Data entries:
↓

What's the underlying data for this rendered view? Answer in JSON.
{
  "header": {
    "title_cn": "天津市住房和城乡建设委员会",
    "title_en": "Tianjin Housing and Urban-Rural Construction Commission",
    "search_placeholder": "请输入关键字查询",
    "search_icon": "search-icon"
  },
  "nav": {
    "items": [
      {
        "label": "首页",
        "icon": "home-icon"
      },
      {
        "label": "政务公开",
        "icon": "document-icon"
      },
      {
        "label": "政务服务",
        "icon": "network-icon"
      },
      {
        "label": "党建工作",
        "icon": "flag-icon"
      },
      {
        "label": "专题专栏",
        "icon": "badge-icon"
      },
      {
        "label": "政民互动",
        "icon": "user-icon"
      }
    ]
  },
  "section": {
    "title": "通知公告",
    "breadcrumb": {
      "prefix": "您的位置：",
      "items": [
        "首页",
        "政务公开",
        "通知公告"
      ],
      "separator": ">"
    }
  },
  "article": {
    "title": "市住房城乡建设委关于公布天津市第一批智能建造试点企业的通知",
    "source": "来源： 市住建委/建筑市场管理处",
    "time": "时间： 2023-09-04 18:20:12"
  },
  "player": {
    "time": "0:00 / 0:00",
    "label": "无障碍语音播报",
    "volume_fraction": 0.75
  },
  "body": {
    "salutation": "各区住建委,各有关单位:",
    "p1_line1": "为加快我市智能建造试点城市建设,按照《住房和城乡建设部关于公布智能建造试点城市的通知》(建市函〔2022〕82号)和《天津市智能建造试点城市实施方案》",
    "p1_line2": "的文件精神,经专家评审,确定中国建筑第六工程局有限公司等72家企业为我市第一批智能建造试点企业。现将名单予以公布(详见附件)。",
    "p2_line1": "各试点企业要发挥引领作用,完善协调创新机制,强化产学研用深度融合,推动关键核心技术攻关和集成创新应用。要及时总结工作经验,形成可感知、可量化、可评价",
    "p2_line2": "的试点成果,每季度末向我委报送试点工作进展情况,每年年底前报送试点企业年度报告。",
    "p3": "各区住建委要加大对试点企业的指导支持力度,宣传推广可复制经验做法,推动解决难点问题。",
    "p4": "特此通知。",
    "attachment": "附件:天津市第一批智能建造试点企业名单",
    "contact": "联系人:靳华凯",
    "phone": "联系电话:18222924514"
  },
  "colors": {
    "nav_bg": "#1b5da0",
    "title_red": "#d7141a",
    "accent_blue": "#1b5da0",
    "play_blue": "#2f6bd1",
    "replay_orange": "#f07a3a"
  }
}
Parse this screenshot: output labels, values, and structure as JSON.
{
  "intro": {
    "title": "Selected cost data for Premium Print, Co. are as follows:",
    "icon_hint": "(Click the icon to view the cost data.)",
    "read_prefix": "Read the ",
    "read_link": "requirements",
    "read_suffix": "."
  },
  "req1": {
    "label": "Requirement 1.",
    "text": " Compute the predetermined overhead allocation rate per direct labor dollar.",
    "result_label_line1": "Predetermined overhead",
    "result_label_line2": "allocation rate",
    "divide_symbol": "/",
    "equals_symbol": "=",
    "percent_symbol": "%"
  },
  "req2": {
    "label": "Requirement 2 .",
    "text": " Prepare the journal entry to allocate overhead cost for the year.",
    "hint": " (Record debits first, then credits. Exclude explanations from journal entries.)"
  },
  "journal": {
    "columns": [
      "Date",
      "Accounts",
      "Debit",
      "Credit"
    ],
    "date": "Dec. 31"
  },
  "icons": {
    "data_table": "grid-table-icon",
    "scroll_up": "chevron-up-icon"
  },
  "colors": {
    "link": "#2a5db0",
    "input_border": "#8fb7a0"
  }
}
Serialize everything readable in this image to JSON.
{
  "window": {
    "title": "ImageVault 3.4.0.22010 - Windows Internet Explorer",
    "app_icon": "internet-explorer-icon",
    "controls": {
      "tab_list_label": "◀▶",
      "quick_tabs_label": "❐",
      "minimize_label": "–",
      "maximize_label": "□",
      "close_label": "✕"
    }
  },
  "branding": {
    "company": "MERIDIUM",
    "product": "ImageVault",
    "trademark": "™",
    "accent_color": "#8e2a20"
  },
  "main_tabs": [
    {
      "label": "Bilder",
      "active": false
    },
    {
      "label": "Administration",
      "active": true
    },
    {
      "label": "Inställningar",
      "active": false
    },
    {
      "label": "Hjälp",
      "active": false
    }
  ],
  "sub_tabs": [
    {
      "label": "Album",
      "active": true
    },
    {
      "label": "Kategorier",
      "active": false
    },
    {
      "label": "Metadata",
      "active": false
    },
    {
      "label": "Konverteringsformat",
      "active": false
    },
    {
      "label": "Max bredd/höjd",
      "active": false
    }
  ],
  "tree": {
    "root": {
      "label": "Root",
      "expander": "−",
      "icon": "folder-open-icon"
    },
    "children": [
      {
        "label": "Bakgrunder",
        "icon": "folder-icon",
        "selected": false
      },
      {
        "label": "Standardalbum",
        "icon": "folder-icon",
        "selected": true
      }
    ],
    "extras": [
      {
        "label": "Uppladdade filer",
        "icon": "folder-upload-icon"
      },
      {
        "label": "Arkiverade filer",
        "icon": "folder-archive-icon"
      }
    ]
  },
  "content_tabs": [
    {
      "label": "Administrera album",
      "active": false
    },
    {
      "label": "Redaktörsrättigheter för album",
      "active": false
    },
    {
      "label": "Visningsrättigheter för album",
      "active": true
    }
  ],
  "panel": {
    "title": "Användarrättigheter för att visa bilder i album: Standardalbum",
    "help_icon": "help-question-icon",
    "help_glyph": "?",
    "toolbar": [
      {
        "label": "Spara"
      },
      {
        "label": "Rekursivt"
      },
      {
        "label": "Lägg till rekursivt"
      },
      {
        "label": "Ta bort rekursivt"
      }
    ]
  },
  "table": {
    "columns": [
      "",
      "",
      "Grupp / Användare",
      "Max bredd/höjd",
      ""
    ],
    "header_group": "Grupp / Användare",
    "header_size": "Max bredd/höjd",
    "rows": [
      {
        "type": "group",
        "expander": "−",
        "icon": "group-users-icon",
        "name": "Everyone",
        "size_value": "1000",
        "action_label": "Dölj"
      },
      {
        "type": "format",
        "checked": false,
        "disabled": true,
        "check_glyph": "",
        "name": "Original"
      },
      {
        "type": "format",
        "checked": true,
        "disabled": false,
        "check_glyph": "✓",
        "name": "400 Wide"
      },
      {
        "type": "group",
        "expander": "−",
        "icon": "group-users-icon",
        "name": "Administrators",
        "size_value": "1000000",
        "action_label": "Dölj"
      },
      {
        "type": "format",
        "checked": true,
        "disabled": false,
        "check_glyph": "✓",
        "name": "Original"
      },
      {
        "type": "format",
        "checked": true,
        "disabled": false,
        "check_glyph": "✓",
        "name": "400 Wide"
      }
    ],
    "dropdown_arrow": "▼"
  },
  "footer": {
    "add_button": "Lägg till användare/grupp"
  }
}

↑

Exercise directions: Repeat the listing in full, keeping every line exactly as it is.

Solution to the exercise:
What's the underlying data for this rendered view? Answer in JSON.
{
  "header": {
    "title_cn": "天津市住房和城乡建设委员会",
    "title_en": "Tianjin Housing and Urban-Rural Construction Commission",
    "search_placeholder": "请输入关键字查询",
    "search_icon": "search-icon"
  },
  "nav": {
    "items": [
      {
        "label": "首页",
        "icon": "home-icon"
      },
      {
        "label": "政务公开",
        "icon": "document-icon"
      },
      {
        "label": "政务服务",
        "icon": "network-icon"
      },
      {
        "label": "党建工作",
        "icon": "flag-icon"
      },
      {
        "label": "专题专栏",
        "icon": "badge-icon"
      },
      {
        "label": "政民互动",
        "icon": "user-icon"
      }
    ]
  },
  "section": {
    "title": "通知公告",
    "breadcrumb": {
      "prefix": "您的位置：",
      "items": [
        "首页",
        "政务公开",
        "通知公告"
      ],
      "separator": ">"
    }
  },
  "article": {
    "title": "市住房城乡建设委关于公布天津市第一批智能建造试点企业的通知",
    "source": "来源： 市住建委/建筑市场管理处",
    "time": "时间： 2023-09-04 18:20:12"
  },
  "player": {
    "time": "0:00 / 0:00",
    "label": "无障碍语音播报",
    "volume_fraction": 0.75
  },
  "body": {
    "salutation": "各区住建委,各有关单位:",
    "p1_line1": "为加快我市智能建造试点城市建设,按照《住房和城乡建设部关于公布智能建造试点城市的通知》(建市函〔2022〕82号)和《天津市智能建造试点城市实施方案》",
    "p1_line2": "的文件精神,经专家评审,确定中国建筑第六工程局有限公司等72家企业为我市第一批智能建造试点企业。现将名单予以公布(详见附件)。",
    "p2_line1": "各试点企业要发挥引领作用,完善协调创新机制,强化产学研用深度融合,推动关键核心技术攻关和集成创新应用。要及时总结工作经验,形成可感知、可量化、可评价",
    "p2_line2": "的试点成果,每季度末向我委报送试点工作进展情况,每年年底前报送试点企业年度报告。",
    "p3": "各区住建委要加大对试点企业的指导支持力度,宣传推广可复制经验做法,推动解决难点问题。",
    "p4": "特此通知。",
    "attachment": "附件:天津市第一批智能建造试点企业名单",
    "contact": "联系人:靳华凯",
    "phone": "联系电话:18222924514"
  },
  "colors": {
    "nav_bg": "#1b5da0",
    "title_red": "#d7141a",
    "accent_blue": "#1b5da0",
    "play_blue": "#2f6bd1",
    "replay_orange": "#f07a3a"
  }
}
Parse this screenshot: output labels, values, and structure as JSON.
{
  "intro": {
    "title": "Selected cost data for Premium Print, Co. are as follows:",
    "icon_hint": "(Click the icon to view the cost data.)",
    "read_prefix": "Read the ",
    "read_link": "requirements",
    "read_suffix": "."
  },
  "req1": {
    "label": "Requirement 1.",
    "text": " Compute the predetermined overhead allocation rate per direct labor dollar.",
    "result_label_line1": "Predetermined overhead",
    "result_label_line2": "allocation rate",
    "divide_symbol": "/",
    "equals_symbol": "=",
    "percent_symbol": "%"
  },
  "req2": {
    "label": "Requirement 2 .",
    "text": " Prepare the journal entry to allocate overhead cost for the year.",
    "hint": " (Record debits first, then credits. Exclude explanations from journal entries.)"
  },
  "journal": {
    "columns": [
      "Date",
      "Accounts",
      "Debit",
      "Credit"
    ],
    "date": "Dec. 31"
  },
  "icons": {
    "data_table": "grid-table-icon",
    "scroll_up": "chevron-up-icon"
  },
  "colors": {
    "link": "#2a5db0",
    "input_border": "#8fb7a0"
  }
}
Serialize everything readable in this image to JSON.
{
  "window": {
    "title": "ImageVault 3.4.0.22010 - Windows Internet Explorer",
    "app_icon": "internet-explorer-icon",
    "controls": {
      "tab_list_label": "◀▶",
      "quick_tabs_label": "❐",
      "minimize_label": "–",
      "maximize_label": "□",
      "close_label": "✕"
    }
  },
  "branding": {
    "company": "MERIDIUM",
    "product": "ImageVault",
    "trademark": "™",
    "accent_color": "#8e2a20"
  },
  "main_tabs": [
    {
      "label": "Bilder",
      "active": false
    },
    {
      "label": "Administration",
      "active": true
    },
    {
      "label": "Inställningar",
      "active": false
    },
    {
      "label": "Hjälp",
      "active": false
    }
  ],
  "sub_tabs": [
    {
      "label": "Album",
      "active": true
    },
    {
      "label": "Kategorier",
      "active": false
    },
    {
      "label": "Metadata",
      "active": false
    },
    {
      "label": "Konverteringsformat",
      "active": false
    },
    {
      "label": "Max bredd/höjd",
      "active": false
    }
  ],
  "tree": {
    "root": {
      "label": "Root",
      "expander": "−",
      "icon": "folder-open-icon"
    },
    "children": [
      {
        "label": "Bakgrunder",
        "icon": "folder-icon",
        "selected": false
      },
      {
        "label": "Standardalbum",
        "icon": "folder-icon",
        "selected": true
      }
    ],
    "extras": [
      {
        "label": "Uppladdade filer",
        "icon": "folder-upload-icon"
      },
      {
        "label": "Arkiverade filer",
        "icon": "folder-archive-icon"
      }
    ]
  },
  "content_tabs": [
    {
      "label": "Administrera album",
      "active": false
    },
    {
      "label": "Redaktörsrättigheter för album",
      "active": false
    },
    {
      "label": "Visningsrättigheter för album",
      "active": true
    }
  ],
  "panel": {
    "title": "Användarrättigheter för att visa bilder i album: Standardalbum",
    "help_icon": "help-question-icon",
    "help_glyph": "?",
    "toolbar": [
      {
        "label": "Spara"
      },
      {
        "label": "Rekursivt"
      },
      {
        "label": "Lägg till rekursivt"
      },
      {
        "label": "Ta bort rekursivt"
      }
    ]
  },
  "table": {
    "columns": [
      "",
      "",
      "Grupp / Användare",
      "Max bredd/höjd",
      ""
    ],
    "header_group": "Grupp / Användare",
    "header_size": "Max bredd/höjd",
    "rows": [
      {
        "type": "group",
        "expander": "−",
        "icon": "group-users-icon",
        "name": "Everyone",
        "size_value": "1000",
        "action_label": "Dölj"
      },
      {
        "type": "format",
        "checked": false,
        "disabled": true,
        "check_glyph": "",
        "name": "Original"
      },
      {
        "type": "format",
        "checked": true,
        "disabled": false,
        "check_glyph": "✓",
        "name": "400 Wide"
      },
      {
        "type": "group",
        "expander": "−",
        "icon": "group-users-icon",
        "name": "Administrators",
        "size_value": "1000000",
        "action_label": "Dölj"
      },
      {
        "type": "format",
        "checked": true,
        "disabled": false,
        "check_glyph": "✓",
        "name": "Original"
      },
      {
        "type": "format",
        "checked": true,
        "disabled": false,
        "check_glyph": "✓",
        "name": "400 Wide"
      }
    ],
    "dropdown_arrow": "▼"
  },
  "footer": {
    "add_button": "Lägg till användare/grupp"
  }
}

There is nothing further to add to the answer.